Written instruction -
Repeat every record below exactly as written.

[A block of data]

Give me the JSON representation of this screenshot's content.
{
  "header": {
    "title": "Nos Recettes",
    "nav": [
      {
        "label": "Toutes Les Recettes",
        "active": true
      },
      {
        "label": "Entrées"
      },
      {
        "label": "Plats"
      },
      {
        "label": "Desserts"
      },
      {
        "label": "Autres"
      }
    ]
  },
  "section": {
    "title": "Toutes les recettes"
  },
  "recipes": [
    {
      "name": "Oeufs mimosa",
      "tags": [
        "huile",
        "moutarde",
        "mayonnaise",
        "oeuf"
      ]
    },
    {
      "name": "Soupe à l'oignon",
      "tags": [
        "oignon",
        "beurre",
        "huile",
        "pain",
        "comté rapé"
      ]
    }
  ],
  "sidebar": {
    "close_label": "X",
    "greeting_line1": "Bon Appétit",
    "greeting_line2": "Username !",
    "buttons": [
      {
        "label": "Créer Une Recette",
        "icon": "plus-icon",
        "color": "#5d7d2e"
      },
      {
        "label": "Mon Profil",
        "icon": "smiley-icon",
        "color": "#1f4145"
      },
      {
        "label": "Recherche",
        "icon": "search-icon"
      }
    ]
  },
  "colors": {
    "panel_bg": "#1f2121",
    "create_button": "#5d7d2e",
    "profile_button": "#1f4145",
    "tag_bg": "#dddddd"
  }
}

Answer for the task -
Give me the JSON representation of this screenshot's content.
{
  "header": {
    "title": "Nos Recettes",
    "nav": [
      {
        "label": "Toutes Les Recettes",
        "active": true
      },
      {
        "label": "Entrées"
      },
      {
        "label": "Plats"
      },
      {
        "label": "Desserts"
      },
      {
        "label": "Autres"
      }
    ]
  },
  "section": {
    "title": "Toutes les recettes"
  },
  "recipes": [
    {
      "name": "Oeufs mimosa",
      "tags": [
        "huile",
        "moutarde",
        "mayonnaise",
        "oeuf"
      ]
    },
    {
      "name": "Soupe à l'oignon",
      "tags": [
        "oignon",
        "beurre",
        "huile",
        "pain",
        "comté rapé"
      ]
    }
  ],
  "sidebar": {
    "close_label": "X",
    "greeting_line1": "Bon Appétit",
    "greeting_line2": "Username !",
    "buttons": [
      {
        "label": "Créer Une Recette",
        "icon": "plus-icon",
        "color": "#5d7d2e"
      },
      {
        "label": "Mon Profil",
        "icon": "smiley-icon",
        "color": "#1f4145"
      },
      {
        "label": "Recherche",
        "icon": "search-icon"
      }
    ]
  },
  "colors": {
    "panel_bg": "#1f2121",
    "create_button": "#5d7d2e",
    "profile_button": "#1f4145",
    "tag_bg": "#dddddd"
  }
}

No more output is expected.